## Begin DATA SECTION

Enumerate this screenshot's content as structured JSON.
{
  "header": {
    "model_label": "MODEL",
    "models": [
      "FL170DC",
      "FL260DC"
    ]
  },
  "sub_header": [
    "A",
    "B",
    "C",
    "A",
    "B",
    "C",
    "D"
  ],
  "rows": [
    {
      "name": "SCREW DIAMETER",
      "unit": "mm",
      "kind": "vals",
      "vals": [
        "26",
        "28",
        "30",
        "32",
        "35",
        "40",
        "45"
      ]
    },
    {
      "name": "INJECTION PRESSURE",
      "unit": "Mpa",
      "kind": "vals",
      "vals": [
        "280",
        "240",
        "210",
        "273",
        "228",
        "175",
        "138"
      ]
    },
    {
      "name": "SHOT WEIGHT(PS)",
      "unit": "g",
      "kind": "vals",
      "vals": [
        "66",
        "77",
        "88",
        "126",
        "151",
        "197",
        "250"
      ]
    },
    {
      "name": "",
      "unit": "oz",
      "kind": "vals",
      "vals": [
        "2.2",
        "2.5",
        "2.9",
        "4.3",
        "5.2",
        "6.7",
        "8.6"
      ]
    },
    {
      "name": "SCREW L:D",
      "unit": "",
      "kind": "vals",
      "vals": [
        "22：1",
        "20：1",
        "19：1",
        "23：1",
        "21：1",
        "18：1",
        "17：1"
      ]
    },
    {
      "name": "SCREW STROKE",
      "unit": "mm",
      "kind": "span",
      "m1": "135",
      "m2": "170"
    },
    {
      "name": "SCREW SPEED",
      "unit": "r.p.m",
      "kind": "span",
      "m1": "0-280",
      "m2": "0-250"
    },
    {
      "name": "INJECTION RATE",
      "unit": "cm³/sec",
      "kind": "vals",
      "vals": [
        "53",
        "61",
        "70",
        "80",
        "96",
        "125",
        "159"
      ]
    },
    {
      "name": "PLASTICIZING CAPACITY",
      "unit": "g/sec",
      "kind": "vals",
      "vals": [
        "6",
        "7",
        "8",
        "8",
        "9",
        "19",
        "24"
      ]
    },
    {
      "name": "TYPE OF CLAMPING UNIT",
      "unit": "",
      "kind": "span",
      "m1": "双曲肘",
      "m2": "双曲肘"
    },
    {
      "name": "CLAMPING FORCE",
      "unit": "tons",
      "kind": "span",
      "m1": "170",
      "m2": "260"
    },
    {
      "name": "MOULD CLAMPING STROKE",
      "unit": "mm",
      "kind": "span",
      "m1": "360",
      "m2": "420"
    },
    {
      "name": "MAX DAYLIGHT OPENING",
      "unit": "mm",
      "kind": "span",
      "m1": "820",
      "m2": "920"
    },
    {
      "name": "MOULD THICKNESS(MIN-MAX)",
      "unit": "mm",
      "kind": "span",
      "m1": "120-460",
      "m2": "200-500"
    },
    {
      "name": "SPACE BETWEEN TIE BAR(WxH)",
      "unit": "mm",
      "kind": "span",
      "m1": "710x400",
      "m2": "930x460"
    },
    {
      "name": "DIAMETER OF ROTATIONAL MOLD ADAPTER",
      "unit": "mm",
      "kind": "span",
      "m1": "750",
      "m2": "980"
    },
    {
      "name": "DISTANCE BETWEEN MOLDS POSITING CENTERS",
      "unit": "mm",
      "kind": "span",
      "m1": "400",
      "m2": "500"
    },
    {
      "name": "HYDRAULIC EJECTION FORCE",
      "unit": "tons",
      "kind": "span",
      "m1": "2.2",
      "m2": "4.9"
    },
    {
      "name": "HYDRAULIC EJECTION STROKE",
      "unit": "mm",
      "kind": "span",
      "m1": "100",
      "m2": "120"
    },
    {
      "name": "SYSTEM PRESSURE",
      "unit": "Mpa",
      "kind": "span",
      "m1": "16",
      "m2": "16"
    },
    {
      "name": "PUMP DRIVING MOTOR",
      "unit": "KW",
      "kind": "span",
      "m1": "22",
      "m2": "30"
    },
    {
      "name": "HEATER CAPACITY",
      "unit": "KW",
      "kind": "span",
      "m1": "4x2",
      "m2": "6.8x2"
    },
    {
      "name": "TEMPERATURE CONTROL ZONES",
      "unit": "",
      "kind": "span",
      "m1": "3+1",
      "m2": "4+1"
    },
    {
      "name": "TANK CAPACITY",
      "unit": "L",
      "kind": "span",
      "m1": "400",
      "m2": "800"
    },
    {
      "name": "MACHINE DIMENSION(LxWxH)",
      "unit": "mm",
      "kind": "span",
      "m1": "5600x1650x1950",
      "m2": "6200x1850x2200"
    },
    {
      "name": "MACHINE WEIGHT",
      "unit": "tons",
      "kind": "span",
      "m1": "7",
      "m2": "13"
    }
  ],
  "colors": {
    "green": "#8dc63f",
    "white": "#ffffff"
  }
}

## End DATA SECTION

Reproduce the listing in full. Keep it exactly as written.

REPLY –
Enumerate this screenshot's content as structured JSON.
{
  "header": {
    "model_label": "MODEL",
    "models": [
      "FL170DC",
      "FL260DC"
    ]
  },
  "sub_header": [
    "A",
    "B",
    "C",
    "A",
    "B",
    "C",
    "D"
  ],
  "rows": [
    {
      "name": "SCREW DIAMETER",
      "unit": "mm",
      "kind": "vals",
      "vals": [
        "26",
        "28",
        "30",
        "32",
        "35",
        "40",
        "45"
      ]
    },
    {
      "name": "INJECTION PRESSURE",
      "unit": "Mpa",
      "kind": "vals",
      "vals": [
        "280",
        "240",
        "210",
        "273",
        "228",
        "175",
        "138"
      ]
    },
    {
      "name": "SHOT WEIGHT(PS)",
      "unit": "g",
      "kind": "vals",
      "vals": [
        "66",
        "77",
        "88",
        "126",
        "151",
        "197",
        "250"
      ]
    },
    {
      "name": "",
      "unit": "oz",
      "kind": "vals",
      "vals": [
        "2.2",
        "2.5",
        "2.9",
        "4.3",
        "5.2",
        "6.7",
        "8.6"
      ]
    },
    {
      "name": "SCREW L:D",
      "unit": "",
      "kind": "vals",
      "vals": [
        "22：1",
        "20：1",
        "19：1",
        "23：1",
        "21：1",
        "18：1",
        "17：1"
      ]
    },
    {
      "name": "SCREW STROKE",
      "unit": "mm",
      "kind": "span",
      "m1": "135",
      "m2": "170"
    },
    {
      "name": "SCREW SPEED",
      "unit": "r.p.m",
      "kind": "span",
      "m1": "0-280",
      "m2": "0-250"
    },
    {
      "name": "INJECTION RATE",
      "unit": "cm³/sec",
      "kind": "vals",
      "vals": [
        "53",
        "61",
        "70",
        "80",
        "96",
        "125",
        "159"
      ]
    },
    {
      "name": "PLASTICIZING CAPACITY",
      "unit": "g/sec",
      "kind": "vals",
      "vals": [
        "6",
        "7",
        "8",
        "8",
        "9",
        "19",
        "24"
      ]
    },
    {
      "name": "TYPE OF CLAMPING UNIT",
      "unit": "",
      "kind": "span",
      "m1": "双曲肘",
      "m2": "双曲肘"
    },
    {
      "name": "CLAMPING FORCE",
      "unit": "tons",
      "kind": "span",
      "m1": "170",
      "m2": "260"
    },
    {
      "name": "MOULD CLAMPING STROKE",
      "unit": "mm",
      "kind": "span",
      "m1": "360",
      "m2": "420"
    },
    {
      "name": "MAX DAYLIGHT OPENING",
      "unit": "mm",
      "kind": "span",
      "m1": "820",
      "m2": "920"
    },
    {
      "name": "MOULD THICKNESS(MIN-MAX)",
      "unit": "mm",
      "kind": "span",
      "m1": "120-460",
      "m2": "200-500"
    },
    {
      "name": "SPACE BETWEEN TIE BAR(WxH)",
      "unit": "mm",
      "kind": "span",
      "m1": "710x400",
      "m2": "930x460"
    },
    {
      "name": "DIAMETER OF ROTATIONAL MOLD ADAPTER",
      "unit": "mm",
      "kind": "span",
      "m1": "750",
      "m2": "980"
    },
    {
      "name": "DISTANCE BETWEEN MOLDS POSITING CENTERS",
      "unit": "mm",
      "kind": "span",
      "m1": "400",
      "m2": "500"
    },
    {
      "name": "HYDRAULIC EJECTION FORCE",
      "unit": "tons",
      "kind": "span",
      "m1": "2.2",
      "m2": "4.9"
    },
    {
      "name": "HYDRAULIC EJECTION STROKE",
      "unit": "mm",
      "kind": "span",
      "m1": "100",
      "m2": "120"
    },
    {
      "name": "SYSTEM PRESSURE",
      "unit": "Mpa",
      "kind": "span",
      "m1": "16",
      "m2": "16"
    },
    {
      "name": "PUMP DRIVING MOTOR",
      "unit": "KW",
      "kind": "span",
      "m1": "22",
      "m2": "30"
    },
    {
      "name": "HEATER CAPACITY",
      "unit": "KW",
      "kind": "span",
      "m1": "4x2",
      "m2": "6.8x2"
    },
    {
      "name": "TEMPERATURE CONTROL ZONES",
      "unit": "",
      "kind": "span",
      "m1": "3+1",
      "m2": "4+1"
    },
    {
      "name": "TANK CAPACITY",
      "unit": "L",
      "kind": "span",
      "m1": "400",
      "m2": "800"
    },
    {
      "name": "MACHINE DIMENSION(LxWxH)",
      "unit": "mm",
      "kind": "span",
      "m1": "5600x1650x1950",
      "m2": "6200x1850x2200"
    },
    {
      "name": "MACHINE WEIGHT",
      "unit": "tons",
      "kind": "span",
      "m1": "7",
      "m2": "13"
    }
  ],
  "colors": {
    "green": "#8dc63f",
    "white": "#ffffff"
  }
}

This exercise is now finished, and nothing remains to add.